(To be done):
Set the following entries down again exactly, line by line.

▶

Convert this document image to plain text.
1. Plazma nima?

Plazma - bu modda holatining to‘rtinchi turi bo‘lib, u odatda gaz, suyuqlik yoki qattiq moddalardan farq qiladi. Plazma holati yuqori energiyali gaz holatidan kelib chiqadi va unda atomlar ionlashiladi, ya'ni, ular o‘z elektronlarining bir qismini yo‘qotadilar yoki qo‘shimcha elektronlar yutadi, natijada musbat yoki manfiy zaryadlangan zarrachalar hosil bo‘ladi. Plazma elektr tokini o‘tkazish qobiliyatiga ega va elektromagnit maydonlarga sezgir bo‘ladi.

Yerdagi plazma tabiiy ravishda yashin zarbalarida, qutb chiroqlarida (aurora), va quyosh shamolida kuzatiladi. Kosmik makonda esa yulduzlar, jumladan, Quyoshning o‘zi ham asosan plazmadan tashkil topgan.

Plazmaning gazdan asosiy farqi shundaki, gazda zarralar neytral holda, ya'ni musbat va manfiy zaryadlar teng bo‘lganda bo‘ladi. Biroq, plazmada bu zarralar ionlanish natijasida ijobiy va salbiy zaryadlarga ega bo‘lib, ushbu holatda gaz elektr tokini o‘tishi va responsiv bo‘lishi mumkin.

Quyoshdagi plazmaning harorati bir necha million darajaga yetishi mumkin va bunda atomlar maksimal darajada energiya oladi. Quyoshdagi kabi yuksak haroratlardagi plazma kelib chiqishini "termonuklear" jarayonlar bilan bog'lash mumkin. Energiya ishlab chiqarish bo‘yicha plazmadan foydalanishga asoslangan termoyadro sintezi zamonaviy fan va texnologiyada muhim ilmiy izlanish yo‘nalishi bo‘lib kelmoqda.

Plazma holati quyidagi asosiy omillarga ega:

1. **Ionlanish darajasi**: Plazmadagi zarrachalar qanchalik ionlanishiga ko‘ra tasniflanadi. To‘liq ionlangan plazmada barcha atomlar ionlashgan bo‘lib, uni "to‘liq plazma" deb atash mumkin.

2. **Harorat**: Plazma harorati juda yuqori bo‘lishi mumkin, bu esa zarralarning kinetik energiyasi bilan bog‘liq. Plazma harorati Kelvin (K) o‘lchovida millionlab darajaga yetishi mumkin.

◀

(The response):
Convert this document image to plain text.
1. Plazma nima?

Plazma - bu modda holatining to‘rtinchi turi bo‘lib, u odatda gaz, suyuqlik yoki qattiq moddalardan farq qiladi. Plazma holati yuqori energiyali gaz holatidan kelib chiqadi va unda atomlar ionlashiladi, ya'ni, ular o‘z elektronlarining bir qismini yo‘qotadilar yoki qo‘shimcha elektronlar yutadi, natijada musbat yoki manfiy zaryadlangan zarrachalar hosil bo‘ladi. Plazma elektr tokini o‘tkazish qobiliyatiga ega va elektromagnit maydonlarga sezgir bo‘ladi.

Yerdagi plazma tabiiy ravishda yashin zarbalarida, qutb chiroqlarida (aurora), va quyosh shamolida kuzatiladi. Kosmik makonda esa yulduzlar, jumladan, Quyoshning o‘zi ham asosan plazmadan tashkil topgan.

Plazmaning gazdan asosiy farqi shundaki, gazda zarralar neytral holda, ya'ni musbat va manfiy zaryadlar teng bo‘lganda bo‘ladi. Biroq, plazmada bu zarralar ionlanish natijasida ijobiy va salbiy zaryadlarga ega bo‘lib, ushbu holatda gaz elektr tokini o‘tishi va responsiv bo‘lishi mumkin.

Quyoshdagi plazmaning harorati bir necha million darajaga yetishi mumkin va bunda atomlar maksimal darajada energiya oladi. Quyoshdagi kabi yuksak haroratlardagi plazma kelib chiqishini "termonuklear" jarayonlar bilan bog'lash mumkin. Energiya ishlab chiqarish bo‘yicha plazmadan foydalanishga asoslangan termoyadro sintezi zamonaviy fan va texnologiyada muhim ilmiy izlanish yo‘nalishi bo‘lib kelmoqda.

Plazma holati quyidagi asosiy omillarga ega:

1. **Ionlanish darajasi**: Plazmadagi zarrachalar qanchalik ionlanishiga ko‘ra tasniflanadi. To‘liq ionlangan plazmada barcha atomlar ionlashgan bo‘lib, uni "to‘liq plazma" deb atash mumkin.

2. **Harorat**: Plazma harorati juda yuqori bo‘lishi mumkin, bu esa zarralarning kinetik energiyasi bilan bog‘liq. Plazma harorati Kelvin (K) o‘lchovida millionlab darajaga yetishi mumkin.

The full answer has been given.